#### INPUT DATA ####

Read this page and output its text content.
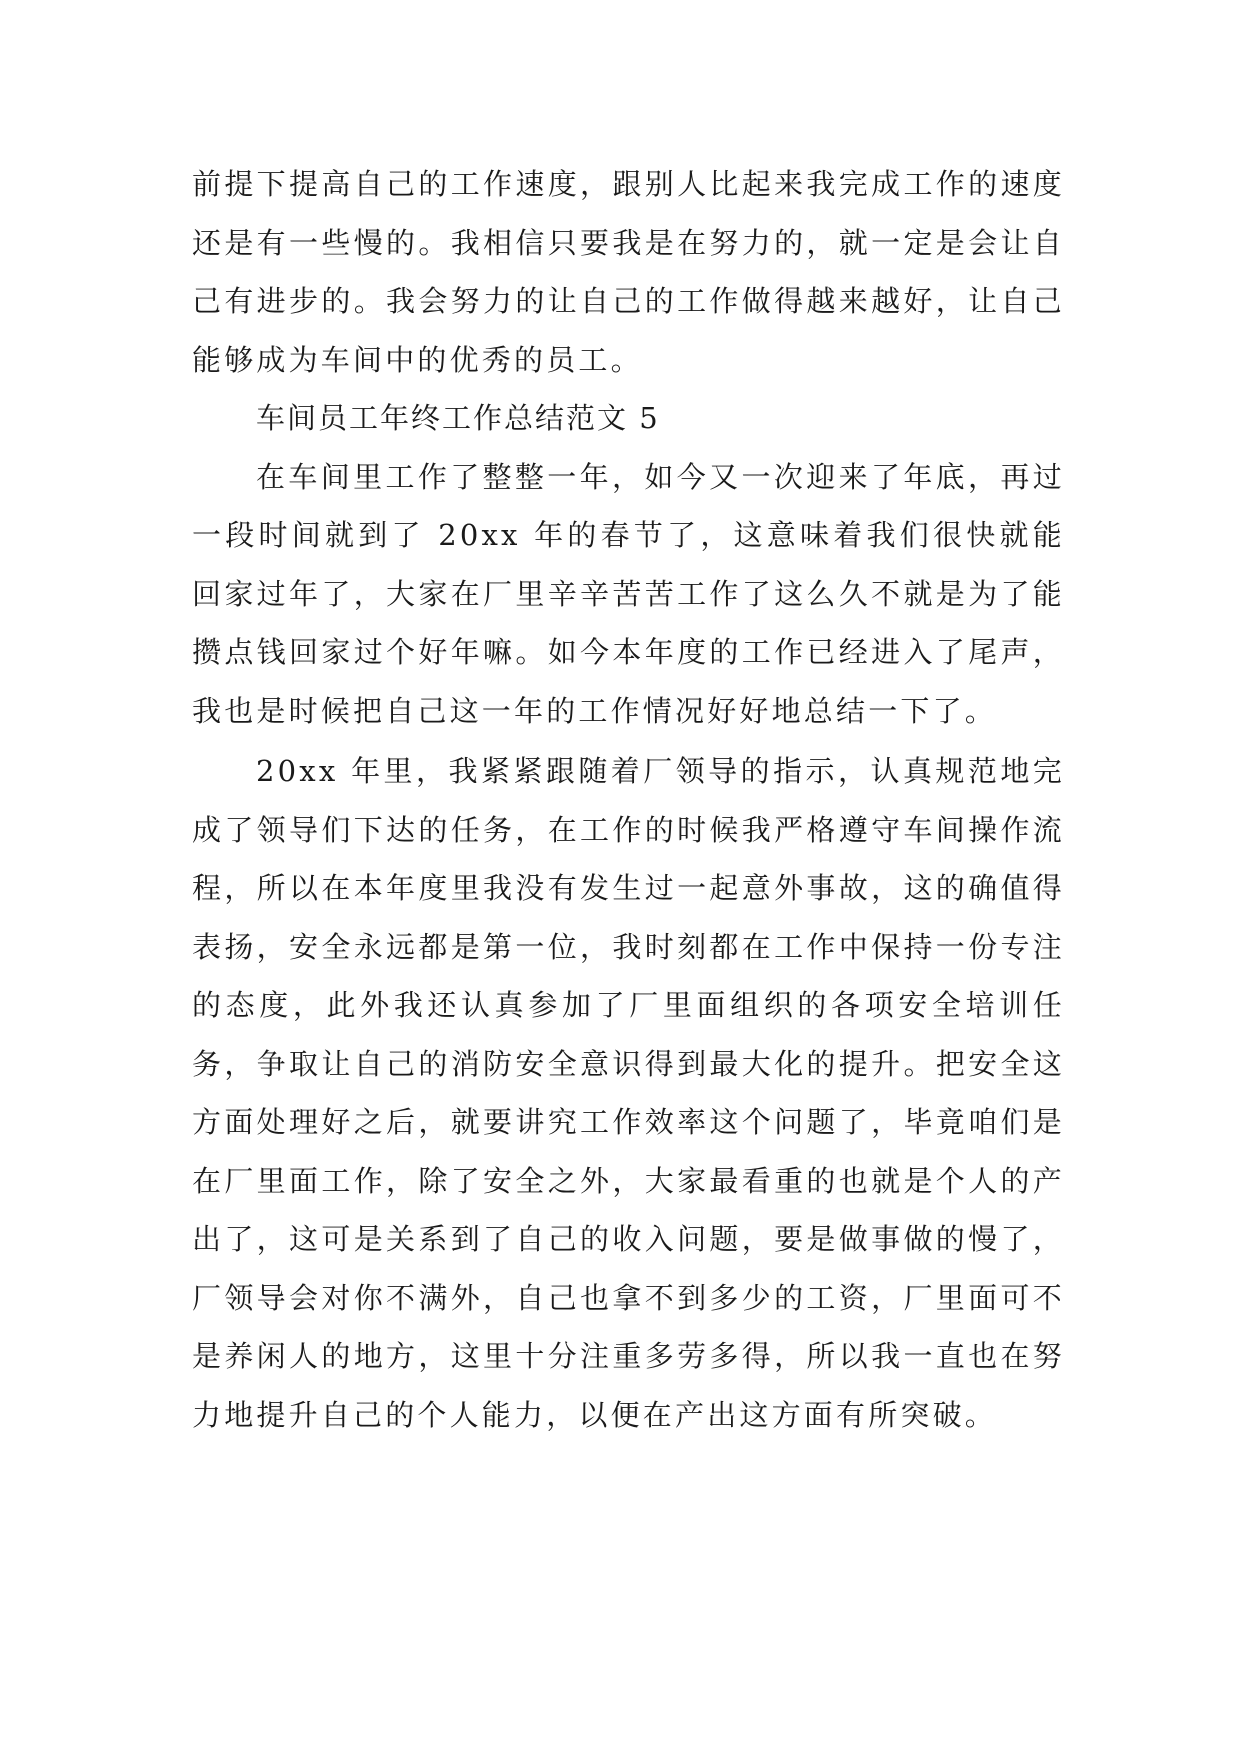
前提下提高自己的工作速度，跟别人比起来我完成工作的速度还是有一些慢的。我相信只要我是在努力的，就一定是会让自己有进步的。我会努力的让自己的工作做得越来越好，让自己能够成为车间中的优秀的员工。

车间员工年终工作总结范文 5

在车间里工作了整整一年，如今又一次迎来了年底，再过一段时间就到了 20xx 年的春节了，这意味着我们很快就能回家过年了，大家在厂里辛辛苦苦工作了这么久不就是为了能攒点钱回家过个好年嘛。如今本年度的工作已经进入了尾声，我也是时候把自己这一年的工作情况好好地总结一下了。

20xx 年里，我紧紧跟随着厂领导的指示，认真规范地完成了领导们下达的任务，在工作的时候我严格遵守车间操作流程，所以在本年度里我没有发生过一起意外事故，这的确值得表扬，安全永远都是第一位，我时刻都在工作中保持一份专注的态度，此外我还认真参加了厂里面组织的各项安全培训任务，争取让自己的消防安全意识得到最大化的提升。把安全这方面处理好之后，就要讲究工作效率这个问题了，毕竟咱们是在厂里面工作，除了安全之外，大家最看重的也就是个人的产出了，这可是关系到了自己的收入问题，要是做事做的慢了，厂领导会对你不满外，自己也拿不到多少的工资，厂里面可不是养闲人的地方，这里十分注重多劳多得，所以我一直也在努力地提升自己的个人能力，以便在产出这方面有所突破。
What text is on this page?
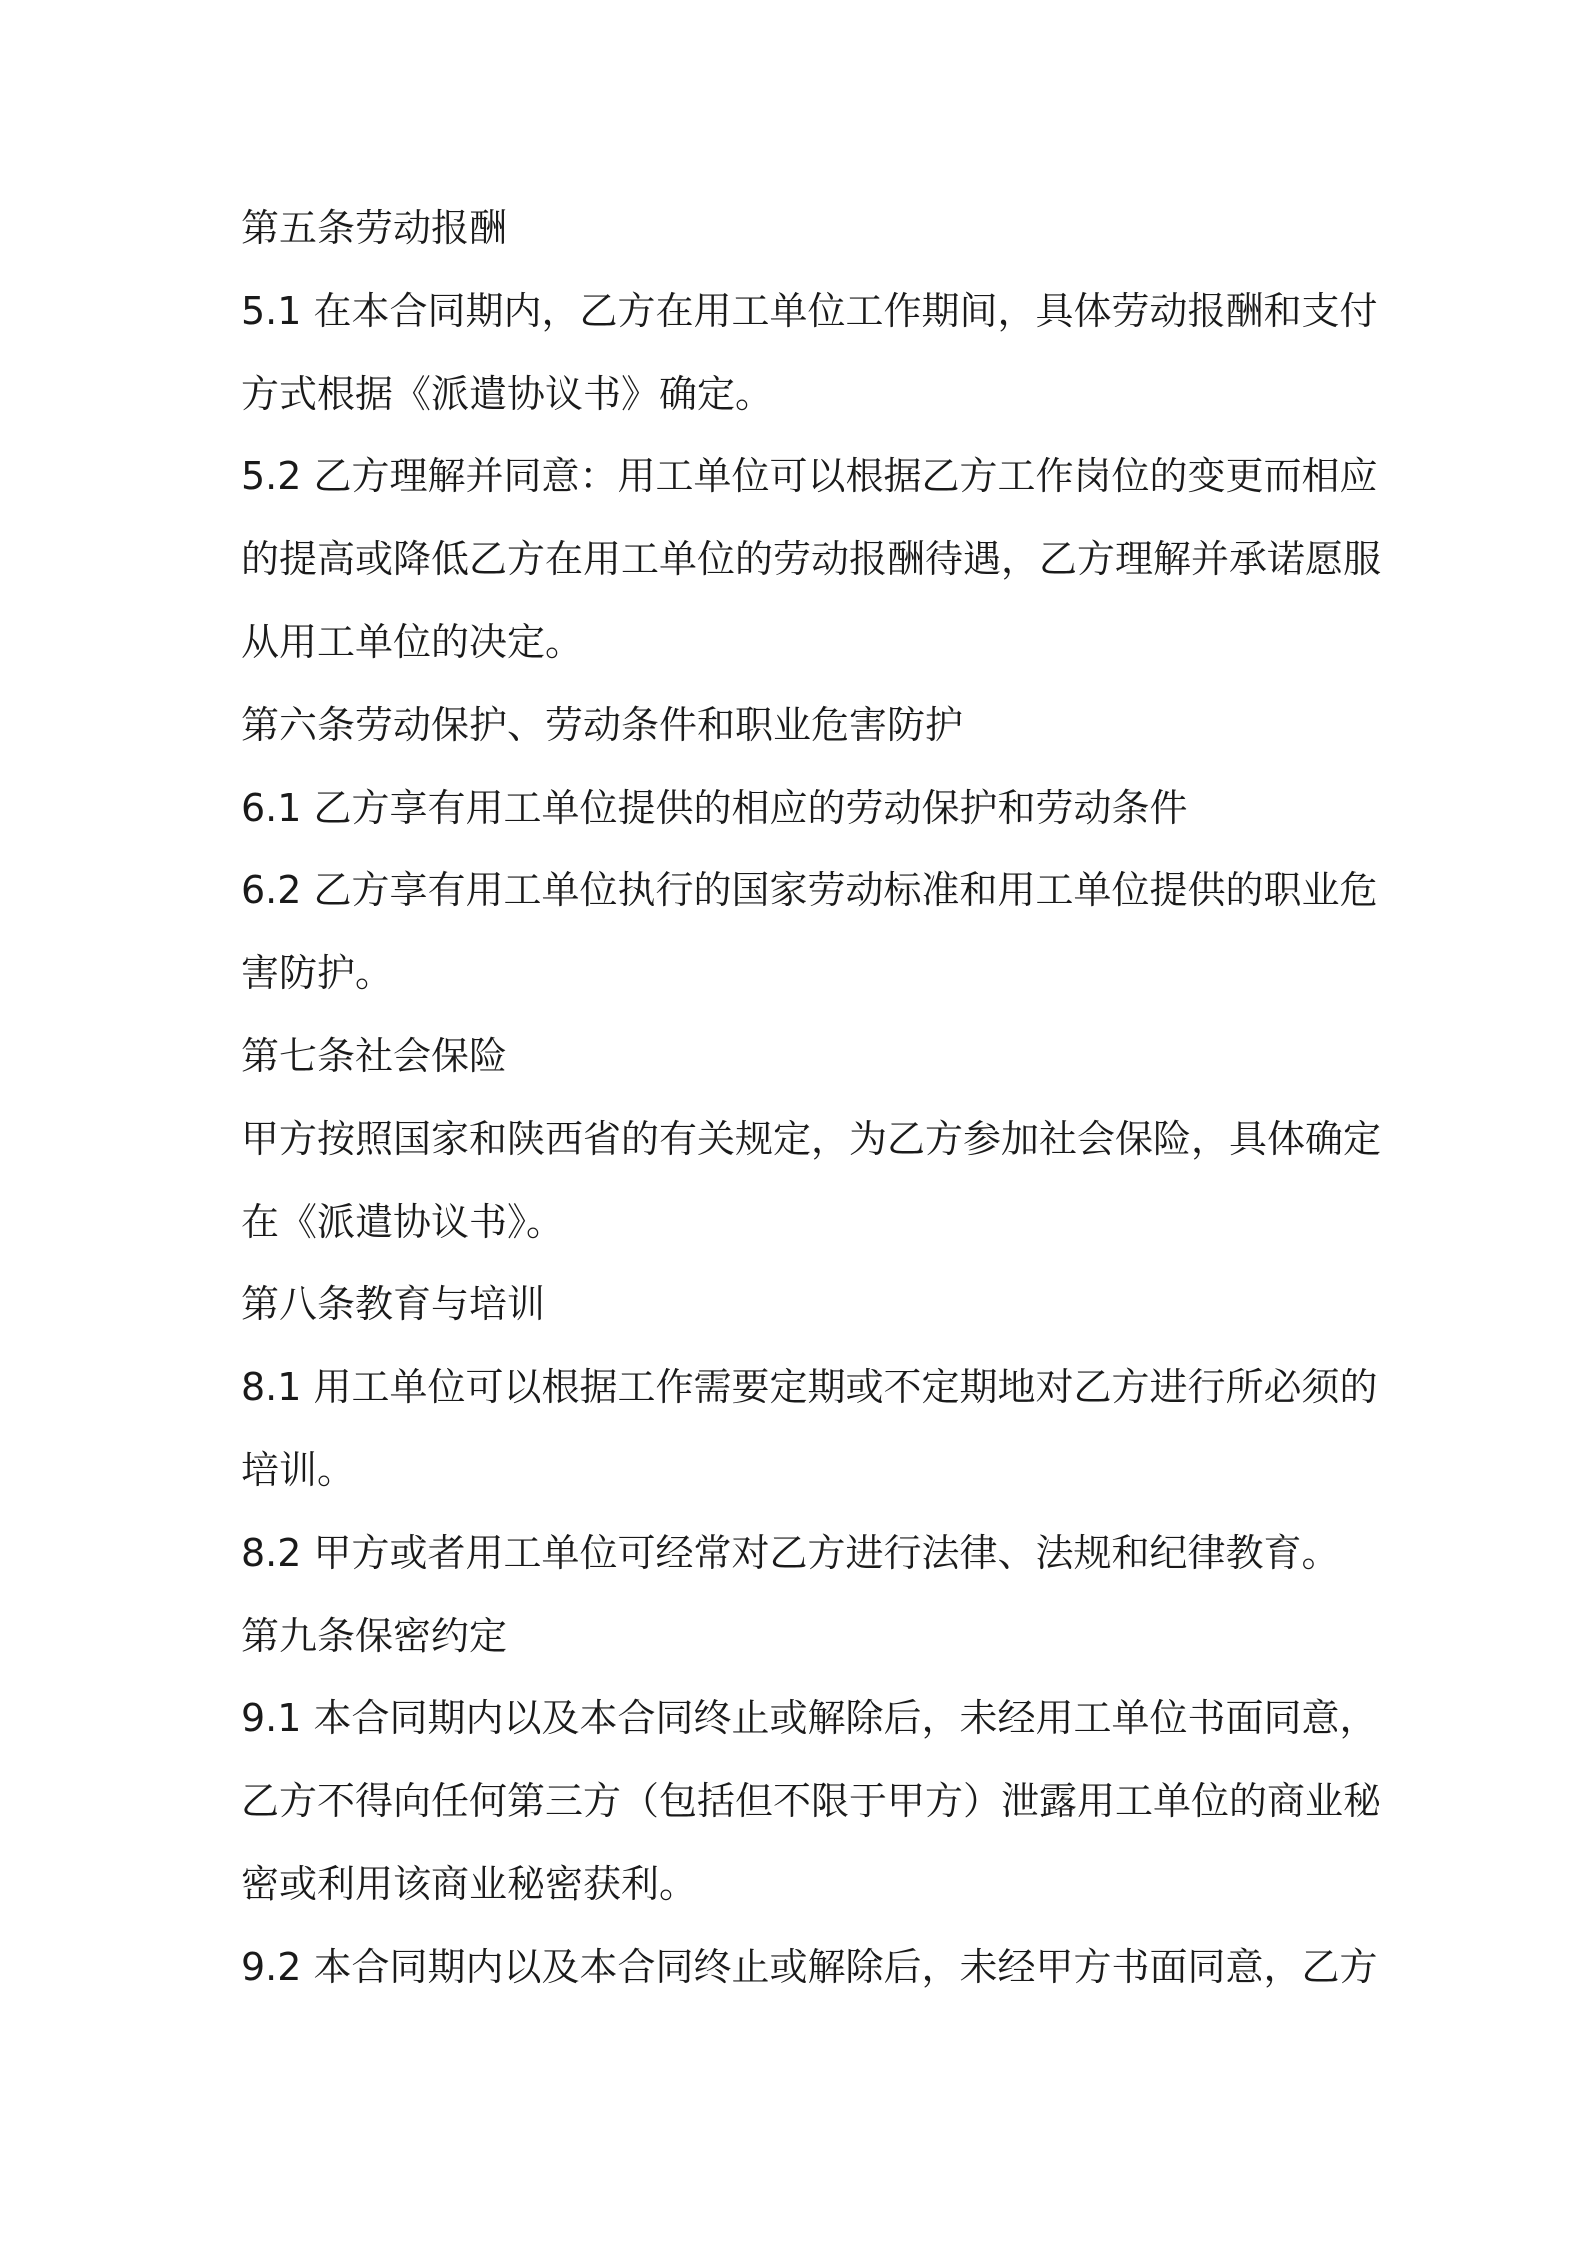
第五条劳动报酬
5.1 在本合同期内，乙方在用工单位工作期间，具体劳动报酬和支付
方式根据《派遣协议书》确定。
5.2 乙方理解并同意：用工单位可以根据乙方工作岗位的变更而相应
的提高或降低乙方在用工单位的劳动报酬待遇，乙方理解并承诺愿服
从用工单位的决定。
第六条劳动保护、劳动条件和职业危害防护
6.1 乙方享有用工单位提供的相应的劳动保护和劳动条件
6.2 乙方享有用工单位执行的国家劳动标准和用工单位提供的职业危
害防护。
第七条社会保险
甲方按照国家和陕西省的有关规定，为乙方参加社会保险，具体确定
在《派遣协议书》。
第八条教育与培训
8.1 用工单位可以根据工作需要定期或不定期地对乙方进行所必须的
培训。
8.2 甲方或者用工单位可经常对乙方进行法律、法规和纪律教育。
第九条保密约定
9.1 本合同期内以及本合同终止或解除后，未经用工单位书面同意，
乙方不得向任何第三方（包括但不限于甲方）泄露用工单位的商业秘
密或利用该商业秘密获利。
9.2 本合同期内以及本合同终止或解除后，未经甲方书面同意，乙方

####

WHAT IS BEING ASKED:
Extract all lines that hold the word "page".

SOLUTION FOR THIS EXERCISE:
Read this page and output its text content.
What text is on this page?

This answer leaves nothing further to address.